◆ Problem requirements ◆
The data must be returned in full and exactly as given.

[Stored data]
────────────────────
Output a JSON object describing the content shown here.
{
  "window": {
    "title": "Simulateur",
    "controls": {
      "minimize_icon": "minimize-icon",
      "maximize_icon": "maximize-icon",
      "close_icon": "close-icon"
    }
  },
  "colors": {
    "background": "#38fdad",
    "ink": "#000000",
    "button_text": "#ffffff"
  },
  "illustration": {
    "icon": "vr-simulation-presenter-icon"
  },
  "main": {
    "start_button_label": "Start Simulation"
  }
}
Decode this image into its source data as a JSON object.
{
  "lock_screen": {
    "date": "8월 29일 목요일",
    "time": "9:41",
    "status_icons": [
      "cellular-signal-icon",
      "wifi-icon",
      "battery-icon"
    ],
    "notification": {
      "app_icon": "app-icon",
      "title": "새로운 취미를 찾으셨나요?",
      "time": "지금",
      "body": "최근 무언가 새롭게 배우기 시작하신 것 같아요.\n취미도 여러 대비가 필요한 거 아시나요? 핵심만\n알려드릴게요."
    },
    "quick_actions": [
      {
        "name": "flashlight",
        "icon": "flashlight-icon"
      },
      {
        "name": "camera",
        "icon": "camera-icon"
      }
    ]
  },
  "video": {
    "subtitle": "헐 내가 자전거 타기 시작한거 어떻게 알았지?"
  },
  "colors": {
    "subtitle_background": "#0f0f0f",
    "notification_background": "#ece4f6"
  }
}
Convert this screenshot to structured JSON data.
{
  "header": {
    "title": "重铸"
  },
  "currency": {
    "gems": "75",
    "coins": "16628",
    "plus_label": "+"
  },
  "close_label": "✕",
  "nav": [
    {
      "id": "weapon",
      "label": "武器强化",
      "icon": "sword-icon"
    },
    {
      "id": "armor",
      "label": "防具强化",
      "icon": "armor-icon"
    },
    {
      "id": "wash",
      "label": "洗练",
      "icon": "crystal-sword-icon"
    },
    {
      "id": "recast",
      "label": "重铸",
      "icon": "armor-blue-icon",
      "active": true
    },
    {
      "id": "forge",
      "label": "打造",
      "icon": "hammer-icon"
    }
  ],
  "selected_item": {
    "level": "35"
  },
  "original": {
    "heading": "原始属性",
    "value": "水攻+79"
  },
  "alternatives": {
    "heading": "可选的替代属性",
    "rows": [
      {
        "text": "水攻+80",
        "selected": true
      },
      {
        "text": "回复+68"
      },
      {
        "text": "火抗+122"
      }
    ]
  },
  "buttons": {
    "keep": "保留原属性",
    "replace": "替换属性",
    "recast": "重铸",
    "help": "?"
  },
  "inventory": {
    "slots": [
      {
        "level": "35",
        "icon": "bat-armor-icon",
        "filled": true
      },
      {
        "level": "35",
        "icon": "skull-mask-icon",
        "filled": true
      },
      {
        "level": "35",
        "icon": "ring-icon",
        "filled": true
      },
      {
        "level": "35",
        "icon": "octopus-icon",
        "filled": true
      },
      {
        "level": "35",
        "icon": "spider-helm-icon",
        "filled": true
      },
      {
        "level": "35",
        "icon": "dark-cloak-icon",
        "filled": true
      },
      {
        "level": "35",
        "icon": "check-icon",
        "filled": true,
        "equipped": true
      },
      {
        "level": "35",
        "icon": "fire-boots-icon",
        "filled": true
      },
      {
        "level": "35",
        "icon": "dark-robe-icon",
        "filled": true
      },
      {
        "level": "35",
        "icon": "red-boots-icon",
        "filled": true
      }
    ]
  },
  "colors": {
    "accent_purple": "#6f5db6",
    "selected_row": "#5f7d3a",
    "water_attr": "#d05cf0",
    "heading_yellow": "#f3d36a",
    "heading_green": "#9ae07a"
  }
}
────────────────────
◆ Completed exercise ◆
Output a JSON object describing the content shown here.
{
  "window": {
    "title": "Simulateur",
    "controls": {
      "minimize_icon": "minimize-icon",
      "maximize_icon": "maximize-icon",
      "close_icon": "close-icon"
    }
  },
  "colors": {
    "background": "#38fdad",
    "ink": "#000000",
    "button_text": "#ffffff"
  },
  "illustration": {
    "icon": "vr-simulation-presenter-icon"
  },
  "main": {
    "start_button_label": "Start Simulation"
  }
}
Decode this image into its source data as a JSON object.
{
  "lock_screen": {
    "date": "8월 29일 목요일",
    "time": "9:41",
    "status_icons": [
      "cellular-signal-icon",
      "wifi-icon",
      "battery-icon"
    ],
    "notification": {
      "app_icon": "app-icon",
      "title": "새로운 취미를 찾으셨나요?",
      "time": "지금",
      "body": "최근 무언가 새롭게 배우기 시작하신 것 같아요.\n취미도 여러 대비가 필요한 거 아시나요? 핵심만\n알려드릴게요."
    },
    "quick_actions": [
      {
        "name": "flashlight",
        "icon": "flashlight-icon"
      },
      {
        "name": "camera",
        "icon": "camera-icon"
      }
    ]
  },
  "video": {
    "subtitle": "헐 내가 자전거 타기 시작한거 어떻게 알았지?"
  },
  "colors": {
    "subtitle_background": "#0f0f0f",
    "notification_background": "#ece4f6"
  }
}
Convert this screenshot to structured JSON data.
{
  "header": {
    "title": "重铸"
  },
  "currency": {
    "gems": "75",
    "coins": "16628",
    "plus_label": "+"
  },
  "close_label": "✕",
  "nav": [
    {
      "id": "weapon",
      "label": "武器强化",
      "icon": "sword-icon"
    },
    {
      "id": "armor",
      "label": "防具强化",
      "icon": "armor-icon"
    },
    {
      "id": "wash",
      "label": "洗练",
      "icon": "crystal-sword-icon"
    },
    {
      "id": "recast",
      "label": "重铸",
      "icon": "armor-blue-icon",
      "active": true
    },
    {
      "id": "forge",
      "label": "打造",
      "icon": "hammer-icon"
    }
  ],
  "selected_item": {
    "level": "35"
  },
  "original": {
    "heading": "原始属性",
    "value": "水攻+79"
  },
  "alternatives": {
    "heading": "可选的替代属性",
    "rows": [
      {
        "text": "水攻+80",
        "selected": true
      },
      {
        "text": "回复+68"
      },
      {
        "text": "火抗+122"
      }
    ]
  },
  "buttons": {
    "keep": "保留原属性",
    "replace": "替换属性",
    "recast": "重铸",
    "help": "?"
  },
  "inventory": {
    "slots": [
      {
        "level": "35",
        "icon": "bat-armor-icon",
        "filled": true
      },
      {
        "level": "35",
        "icon": "skull-mask-icon",
        "filled": true
      },
      {
        "level": "35",
        "icon": "ring-icon",
        "filled": true
      },
      {
        "level": "35",
        "icon": "octopus-icon",
        "filled": true
      },
      {
        "level": "35",
        "icon": "spider-helm-icon",
        "filled": true
      },
      {
        "level": "35",
        "icon": "dark-cloak-icon",
        "filled": true
      },
      {
        "level": "35",
        "icon": "check-icon",
        "filled": true,
        "equipped": true
      },
      {
        "level": "35",
        "icon": "fire-boots-icon",
        "filled": true
      },
      {
        "level": "35",
        "icon": "dark-robe-icon",
        "filled": true
      },
      {
        "level": "35",
        "icon": "red-boots-icon",
        "filled": true
      }
    ]
  },
  "colors": {
    "accent_purple": "#6f5db6",
    "selected_row": "#5f7d3a",
    "water_attr": "#d05cf0",
    "heading_yellow": "#f3d36a",
    "heading_green": "#9ae07a"
  }
}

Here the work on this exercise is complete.